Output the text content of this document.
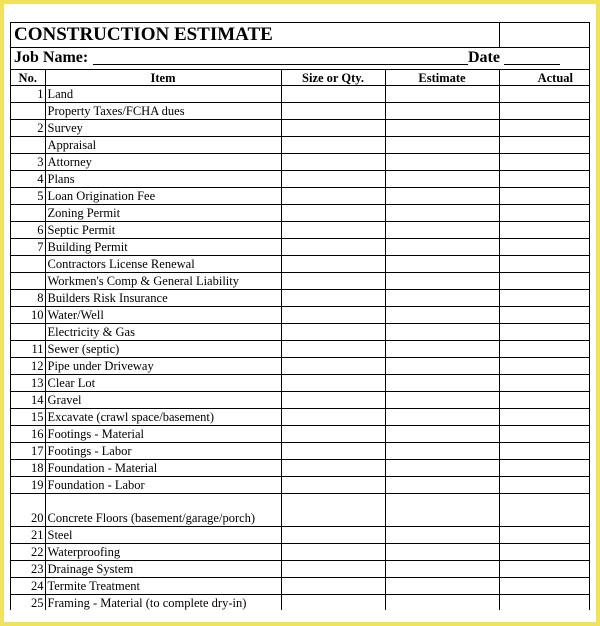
CONSTRUCTION ESTIMATE
Job Name:	Date
No.	Item	Size or Qty.	Estimate	Actual
1	Land			
	Property Taxes/FCHA dues			
2	Survey			
	Appraisal			
3	Attorney			
4	Plans			
5	Loan Origination Fee			
	Zoning Permit			
6	Septic Permit			
7	Building Permit			
	Contractors License Renewal			
	Workmen's Comp & General Liability			
8	Builders Risk Insurance			
10	Water/Well			
	Electricity & Gas			
11	Sewer (septic)			
12	Pipe under Driveway			
13	Clear Lot			
14	Gravel			
15	Excavate (crawl space/basement)			
16	Footings - Material			
17	Footings - Labor			
18	Foundation - Material			
19	Foundation - Labor			
20	Concrete Floors (basement/garage/porch)			
21	Steel			
22	Waterproofing			
23	Drainage System			
24	Termite Treatment			
25	Framing - Material (to complete dry-in)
★ ★ ★
▸ **Task**: Your answer should be one number: how many lines of the listing include the word "basement".

▸ **Solution**: 2